_Goal of the exercise:_ Filter the listing below, copying every line in which the word "rechercher" appears.

_Data entries:_
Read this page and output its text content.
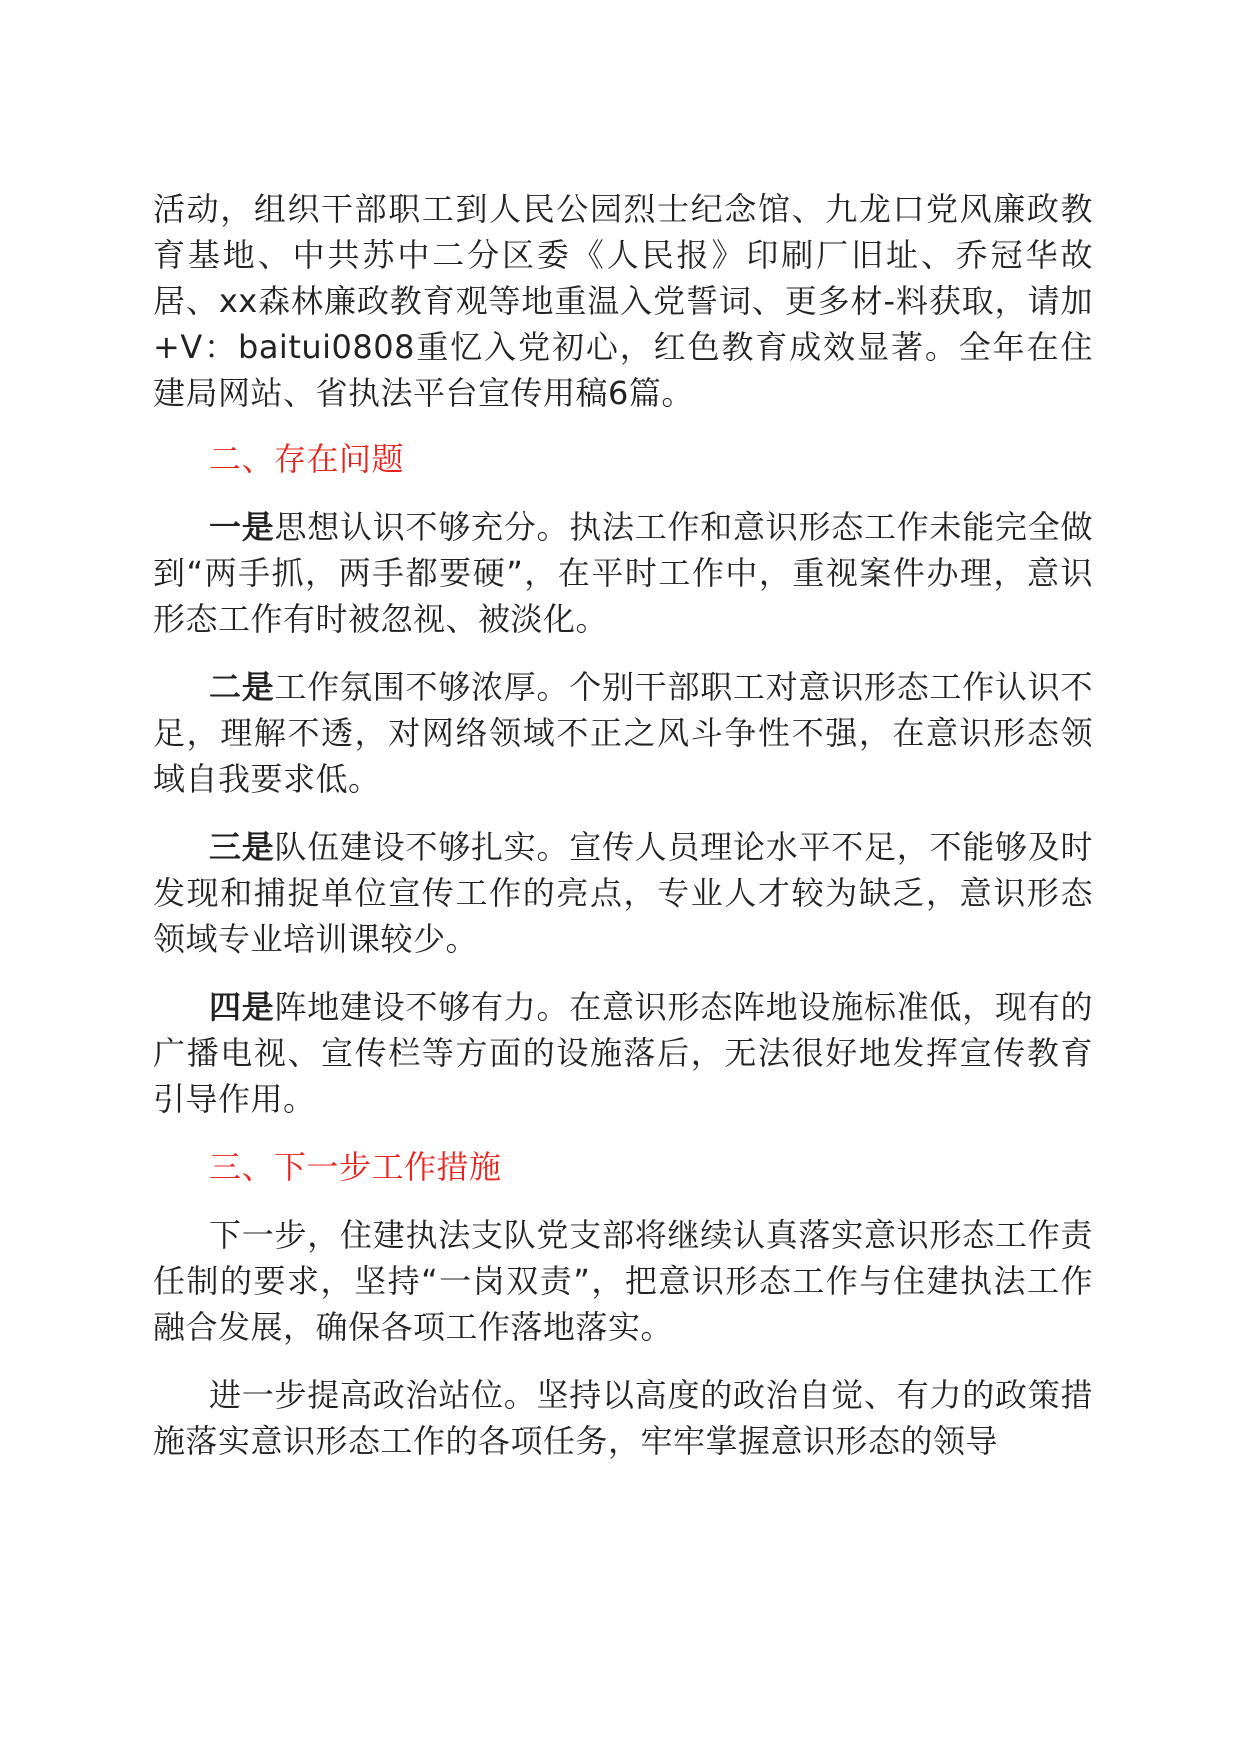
活动，组织干部职工到人民公园烈士纪念馆、九龙口党风廉政教育基地、中共苏中二分区委《人民报》印刷厂旧址、乔冠华故居、xx森林廉政教育观等地重温入党誓词、更多材-料获取，请加+V：baitui0808重忆入党初心，红色教育成效显著。全年在住建局网站、省执法平台宣传用稿6篇。

二、存在问题

一是思想认识不够充分。执法工作和意识形态工作未能完全做到“两手抓，两手都要硬”，在平时工作中，重视案件办理，意识形态工作有时被忽视、被淡化。

二是工作氛围不够浓厚。个别干部职工对意识形态工作认识不足，理解不透，对网络领域不正之风斗争性不强，在意识形态领域自我要求低。

三是队伍建设不够扎实。宣传人员理论水平不足，不能够及时发现和捕捉单位宣传工作的亮点，专业人才较为缺乏，意识形态领域专业培训课较少。

四是阵地建设不够有力。在意识形态阵地设施标准低，现有的广播电视、宣传栏等方面的设施落后，无法很好地发挥宣传教育引导作用。

三、下一步工作措施

下一步，住建执法支队党支部将继续认真落实意识形态工作责任制的要求，坚持“一岗双责”，把意识形态工作与住建执法工作融合发展，确保各项工作落地落实。

进一步提高政治站位。坚持以高度的政治自觉、有力的政策措施落实意识形态工作的各项任务，牢牢掌握意识形态的领导
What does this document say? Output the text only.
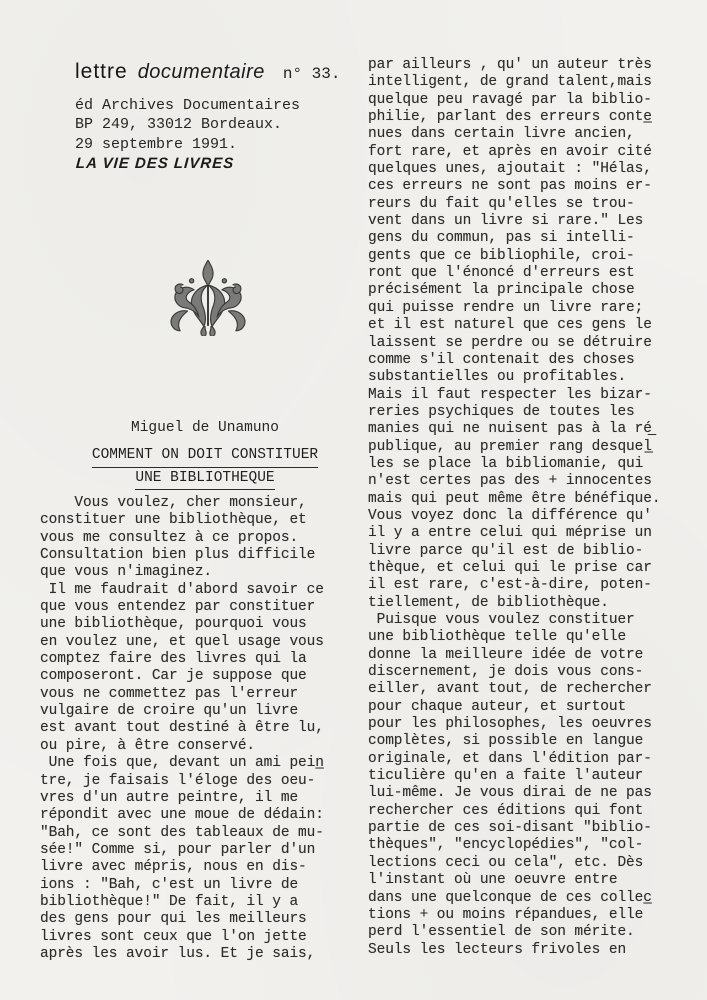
lettre documentaire n° 33.
éd Archives Documentaires
BP 249, 33012 Bordeaux.
29 septembre 1991.
LA VIE DES LIVRES
Miguel de Unamuno
COMMENT ON DOIT CONSTITUER
UNE BIBLIOTHEQUE
Vous voulez, cher monsieur,
constituer une bibliothèque, et
vous me consultez à ce propos.
Consultation bien plus difficile
que vous n'imaginez.
Il me faudrait d'abord savoir ce
que vous entendez par constituer
une bibliothèque, pourquoi vous
en voulez une, et quel usage vous
comptez faire des livres qui la
composeront. Car je suppose que
vous ne commettez pas l'erreur
vulgaire de croire qu'un livre
est avant tout destiné à être lu,
ou pire, à être conservé.
Une fois que, devant un ami pein̲
tre, je faisais l'éloge des oeu-
vres d'un autre peintre, il me
répondit avec une moue de dédain:
"Bah, ce sont des tableaux de mu-
sée!" Comme si, pour parler d'un
livre avec mépris, nous en dis-
ions : "Bah, c'est un livre de
bibliothèque!" De fait, il y a
des gens pour qui les meilleurs
livres sont ceux que l'on jette
après les avoir lus. Et je sais,
par ailleurs , qu' un auteur très
intelligent, de grand talent,mais
quelque peu ravagé par la biblio-
philie, parlant des erreurs conte̲
nues dans certain livre ancien,
fort rare, et après en avoir cité
quelques unes, ajoutait : "Hélas,
ces erreurs ne sont pas moins er-
reurs du fait qu'elles se trou-
vent dans un livre si rare." Les
gens du commun, pas si intelli-
gents que ce bibliophile, croi-
ront que l'énoncé d'erreurs est
précisément la principale chose
qui puisse rendre un livre rare;
et il est naturel que ces gens le
laissent se perdre ou se détruire
comme s'il contenait des choses
substantielles ou profitables.
Mais il faut respecter les bizar-
reries psychiques de toutes les
manies qui ne nuisent pas à la ré̲
publique, au premier rang desquel̲
les se place la bibliomanie, qui
n'est certes pas des + innocentes
mais qui peut même être bénéfique.
Vous voyez donc la différence qu'
il y a entre celui qui méprise un
livre parce qu'il est de biblio-
thèque, et celui qui le prise car
il est rare, c'est-à-dire, poten-
tiellement, de bibliothèque.
Puisque vous voulez constituer
une bibliothèque telle qu'elle
donne la meilleure idée de votre
discernement, je dois vous cons-
eiller, avant tout, de rechercher
pour chaque auteur, et surtout
pour les philosophes, les oeuvres
complètes, si possible en langue
originale, et dans l'édition par-
ticulière qu'en a faite l'auteur
lui-même. Je vous dirai de ne pas
rechercher ces éditions qui font
partie de ces soi-disant "biblio-
thèques", "encyclopédies", "col-
lections ceci ou cela", etc. Dès
l'instant où une oeuvre entre
dans une quelconque de ces collec̲
tions + ou moins répandues, elle
perd l'essentiel de son mérite.
Seuls les lecteurs frivoles en
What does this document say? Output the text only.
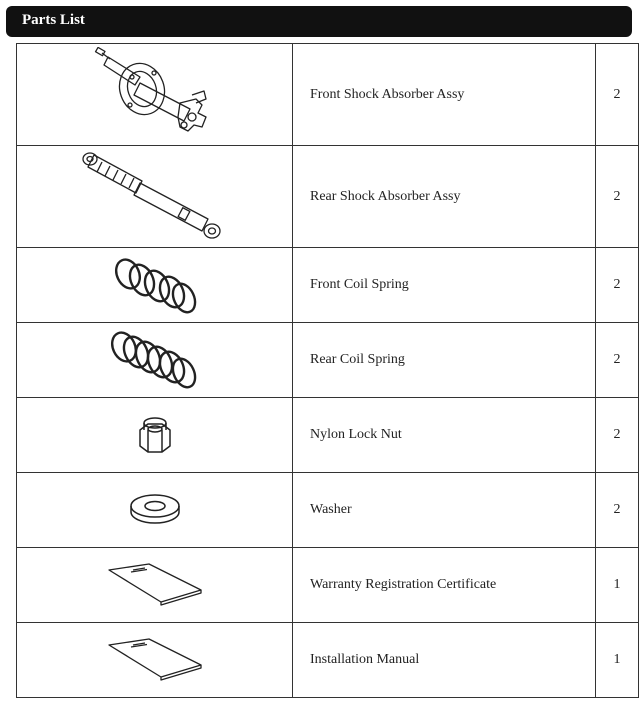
Parts List
	Front Shock Absorber Assy	2

	Rear Shock Absorber Assy	2

	Front Coil Spring	2

	Rear Coil Spring	2

	Nylon Lock Nut	2

	Washer	2

	Warranty Registration Certificate	1

	Installation Manual	1
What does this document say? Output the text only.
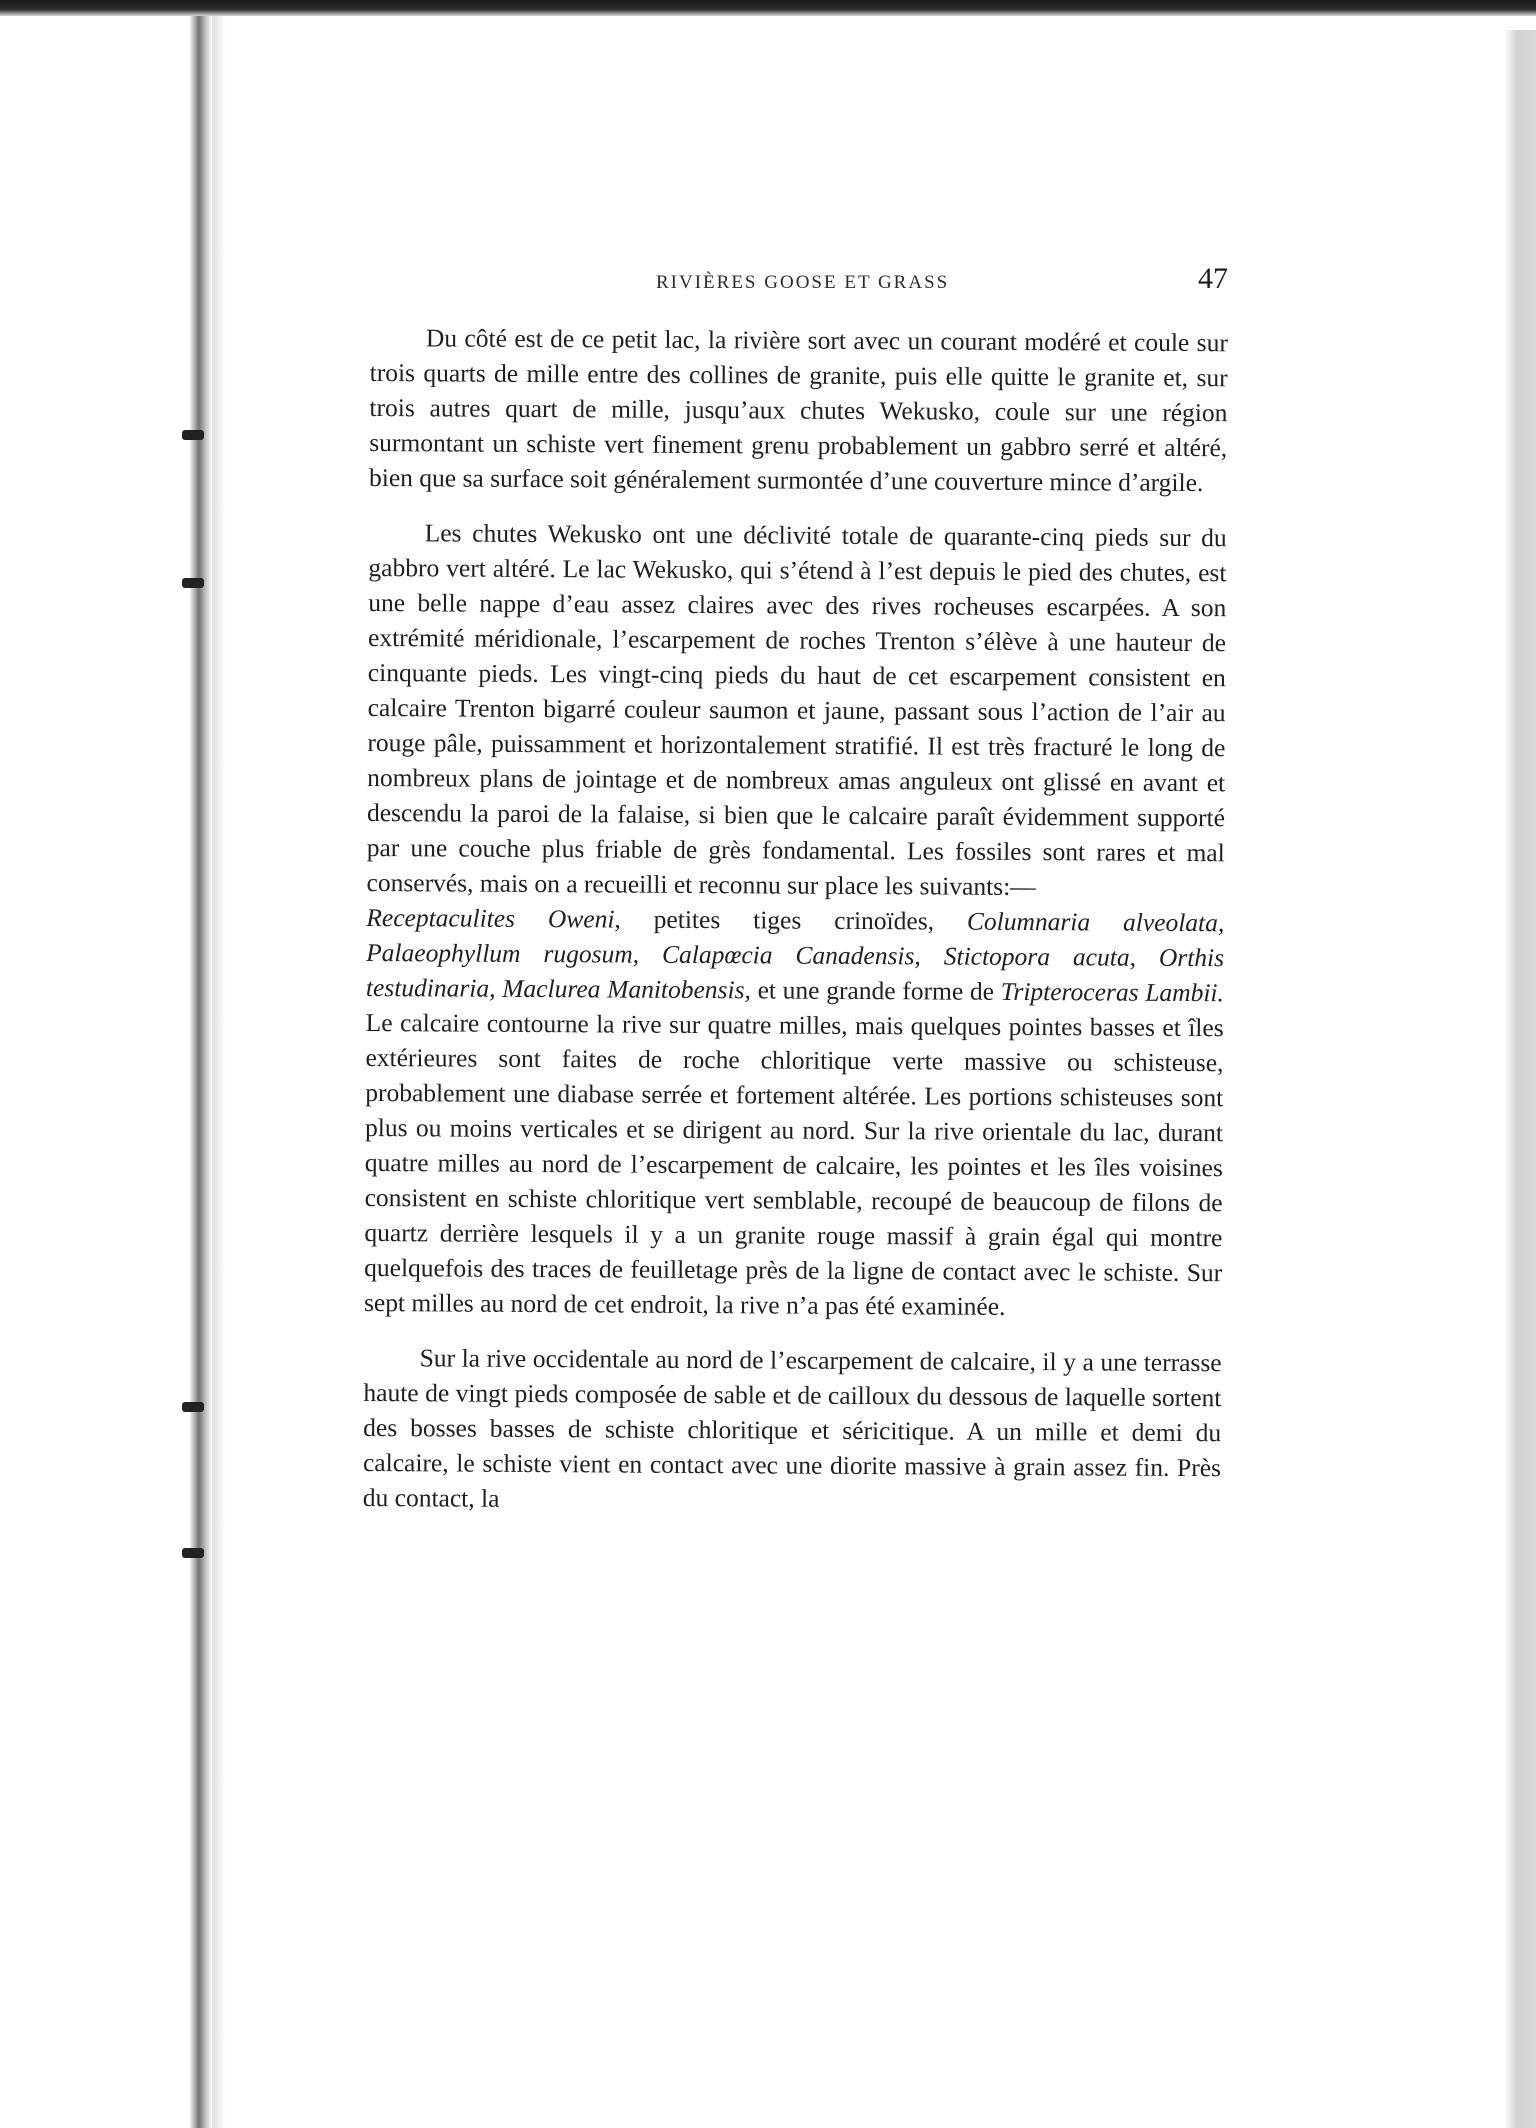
RIVIÈRES GOOSE ET GRASS	47

Du côté est de ce petit lac, la rivière sort avec un courant modéré et coule sur trois quarts de mille entre des collines de granite, puis elle quitte le granite et, sur trois autres quart de mille, jusqu’aux chutes Wekusko, coule sur une région surmontant un schiste vert finement grenu probablement un gabbro serré et altéré, bien que sa surface soit généralement surmontée d’une couverture mince d’argile.

Les chutes Wekusko ont une déclivité totale de quarante-cinq pieds sur du gabbro vert altéré. Le lac Wekusko, qui s’étend à l’est depuis le pied des chutes, est une belle nappe d’eau assez claires avec des rives rocheuses escarpées. A son extrémité méridionale, l’escarpement de roches Trenton s’élève à une hauteur de cinquante pieds. Les vingt-cinq pieds du haut de cet escarpement consistent en calcaire Trenton bigarré couleur saumon et jaune, passant sous l’action de l’air au rouge pâle, puissamment et horizontalement stratifié. Il est très fracturé le long de nombreux plans de jointage et de nombreux amas anguleux ont glissé en avant et descendu la paroi de la falaise, si bien que le calcaire paraît évidemment supporté par une couche plus friable de grès fondamental. Les fossiles sont rares et mal conservés, mais on a recueilli et reconnu sur place les suivants:—
Receptaculites Oweni, petites tiges crinoïdes, Columnaria alveolata, Palaeophyllum rugosum, Calapœcia Canadensis, Stictopora acuta, Orthis testudinaria, Maclurea Manitobensis, et une grande forme de Tripteroceras Lambii. Le calcaire contourne la rive sur quatre milles, mais quelques pointes basses et îles extérieures sont faites de roche chloritique verte massive ou schisteuse, probablement une diabase serrée et fortement altérée. Les portions schisteuses sont plus ou moins verticales et se dirigent au nord. Sur la rive orientale du lac, durant quatre milles au nord de l’escarpement de calcaire, les pointes et les îles voisines consistent en schiste chloritique vert semblable, recoupé de beaucoup de filons de quartz derrière lesquels il y a un granite rouge massif à grain égal qui montre quelquefois des traces de feuilletage près de la ligne de contact avec le schiste. Sur sept milles au nord de cet endroit, la rive n’a pas été examinée.

Sur la rive occidentale au nord de l’escarpement de calcaire, il y a une terrasse haute de vingt pieds composée de sable et de cailloux du dessous de laquelle sortent des bosses basses de schiste chloritique et séricitique. A un mille et demi du calcaire, le schiste vient en contact avec une diorite massive à grain assez fin. Près du contact, la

_Exercise response:_
eiller, avant tout, de rechercher
rechercher ces éditions qui font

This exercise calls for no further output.